Work to do:
Write each line out exactly, leaving none out.

Dataset content:
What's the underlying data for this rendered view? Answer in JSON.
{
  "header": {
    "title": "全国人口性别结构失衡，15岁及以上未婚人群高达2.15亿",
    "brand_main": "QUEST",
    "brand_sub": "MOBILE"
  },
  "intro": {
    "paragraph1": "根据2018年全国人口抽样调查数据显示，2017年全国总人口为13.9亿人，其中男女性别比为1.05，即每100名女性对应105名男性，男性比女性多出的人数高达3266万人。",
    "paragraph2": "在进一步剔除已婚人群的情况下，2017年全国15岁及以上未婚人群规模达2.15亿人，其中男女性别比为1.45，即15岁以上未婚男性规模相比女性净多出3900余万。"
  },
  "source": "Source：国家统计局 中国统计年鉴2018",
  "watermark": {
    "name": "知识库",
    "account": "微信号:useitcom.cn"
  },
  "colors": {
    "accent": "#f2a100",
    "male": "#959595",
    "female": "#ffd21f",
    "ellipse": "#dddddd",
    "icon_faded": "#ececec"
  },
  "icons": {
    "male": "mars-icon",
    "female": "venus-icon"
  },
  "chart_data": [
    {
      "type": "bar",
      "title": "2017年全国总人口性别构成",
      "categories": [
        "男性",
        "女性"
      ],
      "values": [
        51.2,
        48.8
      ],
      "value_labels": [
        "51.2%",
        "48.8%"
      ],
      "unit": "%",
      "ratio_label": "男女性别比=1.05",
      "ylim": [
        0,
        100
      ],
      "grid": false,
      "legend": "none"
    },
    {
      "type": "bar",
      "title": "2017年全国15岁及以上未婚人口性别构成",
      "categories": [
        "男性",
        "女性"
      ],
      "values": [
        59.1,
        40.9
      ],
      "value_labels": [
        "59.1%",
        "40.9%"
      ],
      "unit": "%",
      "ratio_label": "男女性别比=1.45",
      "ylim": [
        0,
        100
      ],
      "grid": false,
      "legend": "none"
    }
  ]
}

Complete answer:
What's the underlying data for this rendered view? Answer in JSON.
{
  "header": {
    "title": "全国人口性别结构失衡，15岁及以上未婚人群高达2.15亿",
    "brand_main": "QUEST",
    "brand_sub": "MOBILE"
  },
  "intro": {
    "paragraph1": "根据2018年全国人口抽样调查数据显示，2017年全国总人口为13.9亿人，其中男女性别比为1.05，即每100名女性对应105名男性，男性比女性多出的人数高达3266万人。",
    "paragraph2": "在进一步剔除已婚人群的情况下，2017年全国15岁及以上未婚人群规模达2.15亿人，其中男女性别比为1.45，即15岁以上未婚男性规模相比女性净多出3900余万。"
  },
  "source": "Source：国家统计局 中国统计年鉴2018",
  "watermark": {
    "name": "知识库",
    "account": "微信号:useitcom.cn"
  },
  "colors": {
    "accent": "#f2a100",
    "male": "#959595",
    "female": "#ffd21f",
    "ellipse": "#dddddd",
    "icon_faded": "#ececec"
  },
  "icons": {
    "male": "mars-icon",
    "female": "venus-icon"
  },
  "chart_data": [
    {
      "type": "bar",
      "title": "2017年全国总人口性别构成",
      "categories": [
        "男性",
        "女性"
      ],
      "values": [
        51.2,
        48.8
      ],
      "value_labels": [
        "51.2%",
        "48.8%"
      ],
      "unit": "%",
      "ratio_label": "男女性别比=1.05",
      "ylim": [
        0,
        100
      ],
      "grid": false,
      "legend": "none"
    },
    {
      "type": "bar",
      "title": "2017年全国15岁及以上未婚人口性别构成",
      "categories": [
        "男性",
        "女性"
      ],
      "values": [
        59.1,
        40.9
      ],
      "value_labels": [
        "59.1%",
        "40.9%"
      ],
      "unit": "%",
      "ratio_label": "男女性别比=1.45",
      "ylim": [
        0,
        100
      ],
      "grid": false,
      "legend": "none"
    }
  ]
}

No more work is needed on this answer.